Copy each of the rows below word for word, leaving out the pictures.

» WORKING DATA:
__________________________________________________

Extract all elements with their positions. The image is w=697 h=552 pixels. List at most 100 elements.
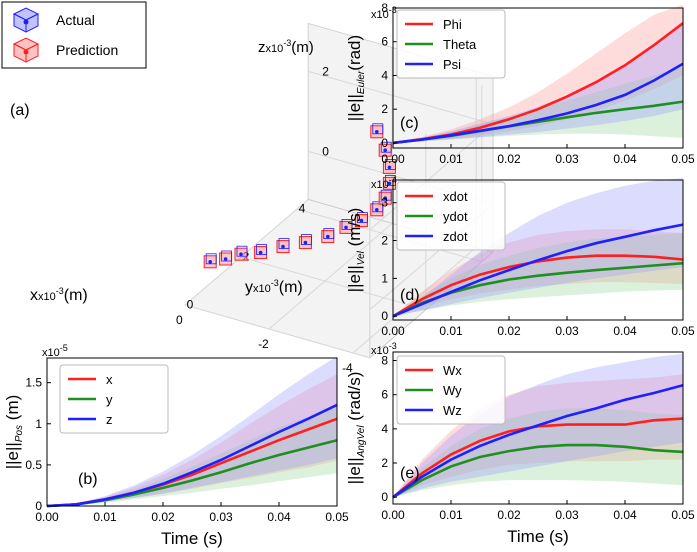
confidence-band-z	[47, 356, 337, 506]
y-tick-label: 4	[299, 202, 306, 216]
panel-b-position-error: 0.00 0.01 0.02 0.03 0.04 0.05 0 0.5 1 1.5 x10-5 ||e…	[3, 343, 349, 548]
trajectory-point	[359, 218, 364, 223]
legend-label-psi: Psi	[443, 57, 461, 72]
legend: xyz	[59, 364, 169, 434]
legend-box	[396, 181, 506, 251]
cube-center-dot	[23, 49, 29, 55]
x-tick-label: 0.00	[381, 152, 405, 166]
panel-label: (a)	[10, 102, 30, 119]
x-tick-label: 0.03	[555, 152, 579, 166]
grid-line	[268, 223, 393, 330]
grid-line	[308, 70, 494, 125]
y-tick-label: 1	[35, 417, 42, 431]
x-tick-label: 0.03	[209, 510, 233, 524]
actual-cube	[256, 244, 268, 256]
x-tick-label: -4	[342, 361, 353, 375]
x-axis-label: xx10-3(m)	[30, 286, 88, 304]
y-tick-label: 2	[381, 234, 388, 248]
legend-box	[396, 355, 506, 425]
y-tick-label: 0	[381, 136, 388, 150]
x-tick-label: 0.00	[381, 508, 405, 522]
x-tick-label: 0.03	[555, 508, 579, 522]
x-tick-label: 0.05	[671, 152, 695, 166]
x-tick-label: 0.02	[497, 324, 521, 338]
series-line-zdot	[392, 223, 684, 318]
x-tick-label: 0.00	[35, 510, 59, 524]
z-axis-label: zx10-3(m)	[258, 38, 314, 56]
confidence-band-xdot	[393, 229, 683, 317]
legend-box	[396, 9, 506, 79]
legend: Phi Theta Psi	[396, 9, 506, 79]
y-tick-label: 2	[381, 102, 388, 116]
series-line-wz	[392, 384, 684, 499]
y-axis-label: yx10-3(m)	[245, 278, 303, 296]
actual-cube	[356, 212, 368, 224]
plot-frame	[392, 7, 684, 149]
confidence-band-y	[47, 407, 337, 506]
y-tick-label: 0	[381, 309, 388, 323]
x-tick-label: 0	[176, 313, 183, 327]
trajectory-point	[387, 165, 392, 170]
x-tick-label: 0.02	[497, 152, 521, 166]
legend-label-actual: Actual	[56, 12, 95, 28]
cube-right-face	[25, 13, 39, 33]
confidence-band-zdot	[393, 178, 683, 317]
trajectory-point	[383, 148, 388, 152]
confidence-band-wy	[393, 408, 683, 498]
legend-label-prediction: Prediction	[56, 42, 118, 58]
confidence-band-x	[47, 374, 337, 506]
actual-cube	[372, 201, 384, 213]
y-tick-label: 0	[381, 490, 388, 504]
series-line-z	[46, 403, 338, 508]
x-tick-label: 0.01	[439, 324, 463, 338]
y-tick-label: 6	[381, 35, 388, 49]
legend-label-zdot: zdot	[443, 229, 468, 244]
x-tick-label: -2	[258, 337, 269, 351]
legend-label-theta: Theta	[443, 37, 477, 52]
trajectory-point	[344, 225, 348, 230]
trajectory-point	[258, 250, 263, 255]
panel-a-3d-trajectory: -4 -2 0 0 2 4 0 2 xx10-3(m) yx10-3(m) zx10-3(m) (a)…	[1, 1, 494, 375]
cube-icon	[12, 7, 40, 33]
actual-cube	[380, 141, 392, 153]
legend: Actual Prediction	[1, 1, 147, 69]
trajectory-point	[281, 244, 285, 249]
panel-e-angular-velocity-error: 0.00 0.01 0.02 0.03 0.04 0.0502468x10-3||e||A…	[345, 341, 695, 546]
y-tick-label: 3	[381, 196, 388, 210]
legend-label-z: z	[106, 412, 113, 427]
y-tick-label: 1.5	[25, 376, 42, 390]
cube-icon	[12, 37, 40, 63]
grid-line	[184, 304, 370, 359]
actual-cube	[278, 238, 290, 250]
x-tick-label: 0.05	[671, 324, 695, 338]
actual-cube	[323, 228, 335, 240]
legend-label-ydot: ydot	[443, 209, 468, 224]
actual-cube	[221, 250, 233, 262]
x-tick-label: 0.05	[671, 508, 695, 522]
actual-cube	[372, 123, 384, 135]
x-axis-label: Time (s)	[507, 527, 569, 546]
grid-line	[352, 247, 477, 354]
z-tick-label: 0	[322, 144, 329, 158]
y-tick-label: 1	[381, 271, 388, 285]
legend-label-wx: Wx	[443, 363, 462, 378]
x-tick-label: 0.03	[555, 324, 579, 338]
actual-cube	[380, 189, 392, 201]
trajectory-point	[375, 208, 379, 212]
x-tick-label: 0.05	[325, 510, 349, 524]
y-tick-label: 4	[381, 422, 388, 436]
y-axis-label: ||e||Euler(rad)	[345, 35, 367, 121]
trajectory-point	[208, 260, 212, 264]
y-tick-label: 2	[381, 456, 388, 470]
actual-cube	[384, 158, 396, 170]
plot-frame	[392, 351, 684, 505]
x-tick-label: 0.02	[497, 508, 521, 522]
series-line-wy	[392, 443, 684, 499]
legend-label-xdot: xdot	[443, 189, 468, 204]
actual-cube	[341, 218, 353, 230]
y-tick-label: 0.5	[25, 458, 42, 472]
trajectory-point	[223, 257, 228, 261]
trajectory-point	[383, 196, 388, 200]
plot-frame	[392, 179, 684, 321]
y-axis-label: ||e||Vel (m/s)	[345, 208, 367, 293]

__________________________________________________

» ANSWER TO THE PROBLEM:
Extract all elements with their positions. The image is w=697 h=552 pixels. List at most 100 elements.
confidence-band-z	[47, 356, 337, 506]
y-tick-label: 4	[299, 202, 306, 216]
panel-b-position-error: 0.00 0.01 0.02 0.03 0.04 0.05 0 0.5 1 1.5 x10-5 ||e…	[3, 343, 349, 548]
trajectory-point	[359, 218, 364, 223]
legend-label-psi: Psi	[443, 57, 461, 72]
legend: xyz	[59, 364, 169, 434]
legend-box	[396, 181, 506, 251]
cube-center-dot	[23, 49, 29, 55]
x-tick-label: 0.00	[381, 152, 405, 166]
panel-label: (a)	[10, 102, 30, 119]
x-tick-label: 0.03	[555, 152, 579, 166]
grid-line	[268, 223, 393, 330]
grid-line	[308, 70, 494, 125]
y-tick-label: 1	[35, 417, 42, 431]
x-tick-label: 0.03	[209, 510, 233, 524]
actual-cube	[256, 244, 268, 256]
x-tick-label: -4	[342, 361, 353, 375]
x-axis-label: xx10-3(m)	[30, 286, 88, 304]
y-tick-label: 2	[381, 234, 388, 248]
legend-box	[396, 355, 506, 425]
y-tick-label: 0	[381, 136, 388, 150]
x-tick-label: 0.00	[381, 508, 405, 522]
x-tick-label: 0.03	[555, 508, 579, 522]
x-tick-label: 0.05	[671, 152, 695, 166]
x-tick-label: 0.02	[497, 324, 521, 338]
series-line-zdot	[392, 223, 684, 318]
x-tick-label: 0.00	[35, 510, 59, 524]
z-axis-label: zx10-3(m)	[258, 38, 314, 56]
confidence-band-xdot	[393, 229, 683, 317]
legend-box	[396, 9, 506, 79]
legend: Phi Theta Psi	[396, 9, 506, 79]
y-tick-label: 2	[381, 102, 388, 116]
series-line-wz	[392, 384, 684, 499]
y-axis-label: yx10-3(m)	[245, 278, 303, 296]
actual-cube	[356, 212, 368, 224]
plot-frame	[392, 7, 684, 149]
confidence-band-y	[47, 407, 337, 506]
y-tick-label: 0	[381, 309, 388, 323]
x-tick-label: 0	[176, 313, 183, 327]
trajectory-point	[387, 165, 392, 170]
x-tick-label: 0.02	[497, 152, 521, 166]
legend-label-actual: Actual	[56, 12, 95, 28]
cube-right-face	[25, 13, 39, 33]
confidence-band-zdot	[393, 178, 683, 317]
trajectory-point	[383, 148, 388, 152]
confidence-band-wy	[393, 408, 683, 498]
legend-label-prediction: Prediction	[56, 42, 118, 58]
confidence-band-x	[47, 374, 337, 506]
actual-cube	[372, 201, 384, 213]
y-tick-label: 0	[381, 490, 388, 504]
series-line-z	[46, 403, 338, 508]
x-tick-label: 0.01	[439, 324, 463, 338]
y-tick-label: 6	[381, 35, 388, 49]
legend-label-zdot: zdot	[443, 229, 468, 244]
x-tick-label: -2	[258, 337, 269, 351]
legend-label-theta: Theta	[443, 37, 477, 52]
trajectory-point	[344, 225, 348, 230]
trajectory-point	[258, 250, 263, 255]
panel-a-3d-trajectory: -4 -2 0 0 2 4 0 2 xx10-3(m) yx10-3(m) zx10-3(m) (a)…	[1, 1, 494, 375]
cube-icon	[12, 7, 40, 33]
actual-cube	[380, 141, 392, 153]
legend: Actual Prediction	[1, 1, 147, 69]
trajectory-point	[281, 244, 285, 249]
panel-e-angular-velocity-error: 0.00 0.01 0.02 0.03 0.04 0.0502468x10-3||e||A…	[345, 341, 695, 546]
y-tick-label: 3	[381, 196, 388, 210]
legend-label-z: z	[106, 412, 113, 427]
y-tick-label: 1.5	[25, 376, 42, 390]
cube-icon	[12, 37, 40, 63]
grid-line	[184, 304, 370, 359]
actual-cube	[278, 238, 290, 250]
x-tick-label: 0.05	[671, 324, 695, 338]
actual-cube	[323, 228, 335, 240]
legend-label-ydot: ydot	[443, 209, 468, 224]
actual-cube	[221, 250, 233, 262]
x-tick-label: 0.05	[671, 508, 695, 522]
actual-cube	[372, 123, 384, 135]
x-axis-label: Time (s)	[507, 527, 569, 546]
grid-line	[352, 247, 477, 354]
z-tick-label: 0	[322, 144, 329, 158]
y-tick-label: 1	[381, 271, 388, 285]
legend-label-wx: Wx	[443, 363, 462, 378]
x-tick-label: 0.03	[555, 324, 579, 338]
actual-cube	[380, 189, 392, 201]
trajectory-point	[375, 208, 379, 212]
x-tick-label: 0.05	[325, 510, 349, 524]
y-tick-label: 4	[381, 422, 388, 436]
y-axis-label: ||e||Euler(rad)	[345, 35, 367, 121]
trajectory-point	[208, 260, 212, 264]
y-tick-label: 2	[381, 456, 388, 470]
actual-cube	[384, 158, 396, 170]
plot-frame	[392, 351, 684, 505]
x-tick-label: 0.02	[497, 508, 521, 522]
series-line-wy	[392, 443, 684, 499]
legend-label-xdot: xdot	[443, 189, 468, 204]
actual-cube	[341, 218, 353, 230]
y-tick-label: 0.5	[25, 458, 42, 472]
trajectory-point	[223, 257, 228, 261]
trajectory-point	[383, 196, 388, 200]
plot-frame	[392, 179, 684, 321]
y-axis-label: ||e||Vel (m/s)	[345, 208, 367, 293]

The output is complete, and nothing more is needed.